From the listing below, extract each entry exactly as written, minus the images.

◆ ◆ ◆

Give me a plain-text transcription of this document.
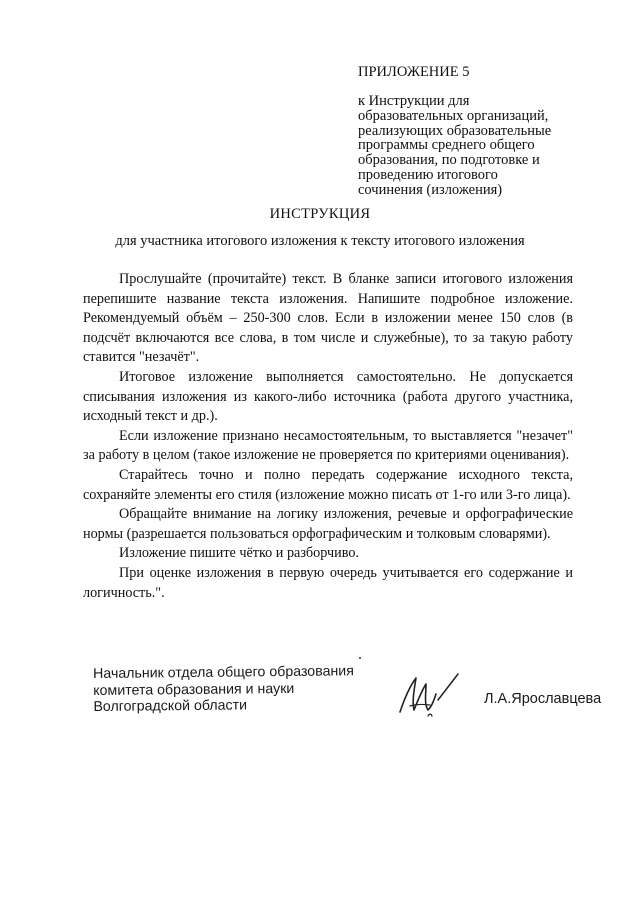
ПРИЛОЖЕНИЕ 5
к Инструкции для
образовательных организаций,
реализующих образовательные
программы среднего общего
образования, по подготовке и
проведению итогового
сочинения (изложения)
ИНСТРУКЦИЯ
для участника итогового изложения к тексту итогового изложения

Прослушайте (прочитайте) текст. В бланке записи итогового изложения перепишите название текста изложения. Напишите подробное изложение. Рекомендуемый объём – 250-300 слов. Если в изложении менее 150 слов (в подсчёт включаются все слова, в том числе и служебные), то за такую работу ставится "незачёт".

Итоговое изложение выполняется самостоятельно. Не допускается списывания изложения из какого-либо источника (работа другого участника, исходный текст и др.).

Если изложение признано несамостоятельным, то выставляется "незачет" за работу в целом (такое изложение не проверяется по критериями оценивания).

Старайтесь точно и полно передать содержание исходного текста, сохраняйте элементы его стиля (изложение можно писать от 1-го или 3-го лица).

Обращайте внимание на логику изложения, речевые и орфографические нормы (разрешается пользоваться орфографическим и толковым словарями).

Изложение пишите чётко и разборчиво.

При оценке изложения в первую очередь учитывается его содержание и логичность.".

Начальник отдела общего образования
комитета образования и науки
Волгоградской области	Л.А.Ярославцева
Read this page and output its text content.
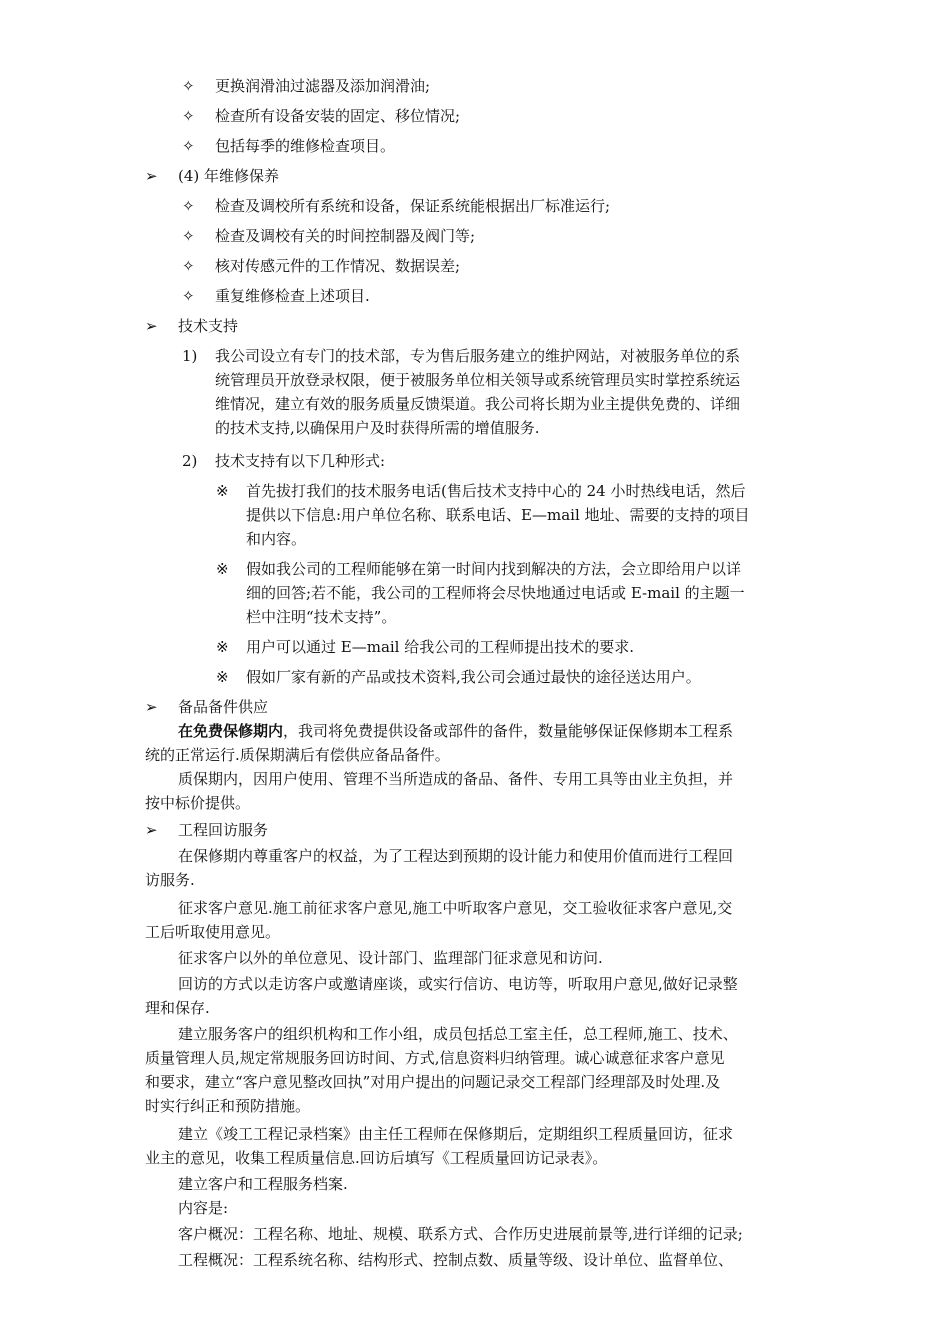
✧ 更换润滑油过滤器及添加润滑油;
✧ 检查所有设备安装的固定、移位情况;
✧ 包括每季的维修检查项目。
➢ (4) 年维修保养
✧ 检查及调校所有系统和设备，保证系统能根据出厂标准运行;
✧ 检查及调校有关的时间控制器及阀门等;
✧ 核对传感元件的工作情况、数据误差;
✧ 重复维修检查上述项目.
➢ 技术支持
1) 我公司设立有专门的技术部，专为售后服务建立的维护网站，对被服务单位的系
统管理员开放登录权限，便于被服务单位相关领导或系统管理员实时掌控系统运
维情况，建立有效的服务质量反馈渠道。我公司将长期为业主提供免费的、详细
的技术支持,以确保用户及时获得所需的增值服务.
2) 技术支持有以下几种形式:
※ 首先拔打我们的技术服务电话(售后技术支持中心的 24 小时热线电话，然后
提供以下信息:用户单位名称、联系电话、E—mail 地址、需要的支持的项目
和内容。
※ 假如我公司的工程师能够在第一时间内找到解决的方法，会立即给用户以详
细的回答;若不能，我公司的工程师将会尽快地通过电话或 E-mail 的主题一
栏中注明“技术支持”。
※ 用户可以通过 E—mail 给我公司的工程师提出技术的要求.
※ 假如厂家有新的产品或技术资料,我公司会通过最快的途径送达用户。
➢ 备品备件供应
在免费保修期内，我司将免费提供设备或部件的备件，数量能够保证保修期本工程系
统的正常运行.质保期满后有偿供应备品备件。
质保期内，因用户使用、管理不当所造成的备品、备件、专用工具等由业主负担，并
按中标价提供。
➢ 工程回访服务
在保修期内尊重客户的权益，为了工程达到预期的设计能力和使用价值而进行工程回
访服务.
征求客户意见.施工前征求客户意见,施工中听取客户意见，交工验收征求客户意见,交
工后听取使用意见。
征求客户以外的单位意见、设计部门、监理部门征求意见和访问.
回访的方式以走访客户或邀请座谈，或实行信访、电访等，听取用户意见,做好记录整
理和保存.
建立服务客户的组织机构和工作小组，成员包括总工室主任，总工程师,施工、技术、
质量管理人员,规定常规服务回访时间、方式,信息资料归纳管理。诚心诚意征求客户意见
和要求，建立“客户意见整改回执”对用户提出的问题记录交工程部门经理部及时处理.及
时实行纠正和预防措施。
建立《竣工工程记录档案》由主任工程师在保修期后，定期组织工程质量回访，征求
业主的意见，收集工程质量信息.回访后填写《工程质量回访记录表》。
建立客户和工程服务档案.
内容是:
客户概况：工程名称、地址、规模、联系方式、合作历史进展前景等,进行详细的记录;
工程概况：工程系统名称、结构形式、控制点数、质量等级、设计单位、监督单位、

◆ ◆ ◆

__RESULT BELOW__:
Give me a plain-text transcription of this document.
ПРИЛОЖЕНИЕ 5
к Инструкции для
образовательных организаций,
реализующих образовательные
программы среднего общего
образования, по подготовке и
проведению итогового
сочинения (изложения)
ИНСТРУКЦИЯ
для участника итогового изложения к тексту итогового изложения

Прослушайте (прочитайте) текст. В бланке записи итогового изложения перепишите название текста изложения. Напишите подробное изложение. Рекомендуемый объём – 250-300 слов. Если в изложении менее 150 слов (в подсчёт включаются все слова, в том числе и служебные), то за такую работу ставится "незачёт".

Итоговое изложение выполняется самостоятельно. Не допускается списывания изложения из какого-либо источника (работа другого участника, исходный текст и др.).

Если изложение признано несамостоятельным, то выставляется "незачет" за работу в целом (такое изложение не проверяется по критериями оценивания).

Старайтесь точно и полно передать содержание исходного текста, сохраняйте элементы его стиля (изложение можно писать от 1-го или 3-го лица).

Обращайте внимание на логику изложения, речевые и орфографические нормы (разрешается пользоваться орфографическим и толковым словарями).

Изложение пишите чётко и разборчиво.

При оценке изложения в первую очередь учитывается его содержание и логичность.".

Начальник отдела общего образования
комитета образования и науки
Волгоградской области	Л.А.Ярославцева
Read this page and output its text content.
✧ 更换润滑油过滤器及添加润滑油;
✧ 检查所有设备安装的固定、移位情况;
✧ 包括每季的维修检查项目。
➢ (4) 年维修保养
✧ 检查及调校所有系统和设备，保证系统能根据出厂标准运行;
✧ 检查及调校有关的时间控制器及阀门等;
✧ 核对传感元件的工作情况、数据误差;
✧ 重复维修检查上述项目.
➢ 技术支持
1) 我公司设立有专门的技术部，专为售后服务建立的维护网站，对被服务单位的系
统管理员开放登录权限，便于被服务单位相关领导或系统管理员实时掌控系统运
维情况，建立有效的服务质量反馈渠道。我公司将长期为业主提供免费的、详细
的技术支持,以确保用户及时获得所需的增值服务.
2) 技术支持有以下几种形式:
※ 首先拔打我们的技术服务电话(售后技术支持中心的 24 小时热线电话，然后
提供以下信息:用户单位名称、联系电话、E—mail 地址、需要的支持的项目
和内容。
※ 假如我公司的工程师能够在第一时间内找到解决的方法，会立即给用户以详
细的回答;若不能，我公司的工程师将会尽快地通过电话或 E-mail 的主题一
栏中注明“技术支持”。
※ 用户可以通过 E—mail 给我公司的工程师提出技术的要求.
※ 假如厂家有新的产品或技术资料,我公司会通过最快的途径送达用户。
➢ 备品备件供应
在免费保修期内，我司将免费提供设备或部件的备件，数量能够保证保修期本工程系
统的正常运行.质保期满后有偿供应备品备件。
质保期内，因用户使用、管理不当所造成的备品、备件、专用工具等由业主负担，并
按中标价提供。
➢ 工程回访服务
在保修期内尊重客户的权益，为了工程达到预期的设计能力和使用价值而进行工程回
访服务.
征求客户意见.施工前征求客户意见,施工中听取客户意见，交工验收征求客户意见,交
工后听取使用意见。
征求客户以外的单位意见、设计部门、监理部门征求意见和访问.
回访的方式以走访客户或邀请座谈，或实行信访、电访等，听取用户意见,做好记录整
理和保存.
建立服务客户的组织机构和工作小组，成员包括总工室主任，总工程师,施工、技术、
质量管理人员,规定常规服务回访时间、方式,信息资料归纳管理。诚心诚意征求客户意见
和要求，建立“客户意见整改回执”对用户提出的问题记录交工程部门经理部及时处理.及
时实行纠正和预防措施。
建立《竣工工程记录档案》由主任工程师在保修期后，定期组织工程质量回访，征求
业主的意见，收集工程质量信息.回访后填写《工程质量回访记录表》。
建立客户和工程服务档案.
内容是:
客户概况：工程名称、地址、规模、联系方式、合作历史进展前景等,进行详细的记录;
工程概况：工程系统名称、结构形式、控制点数、质量等级、设计单位、监督单位、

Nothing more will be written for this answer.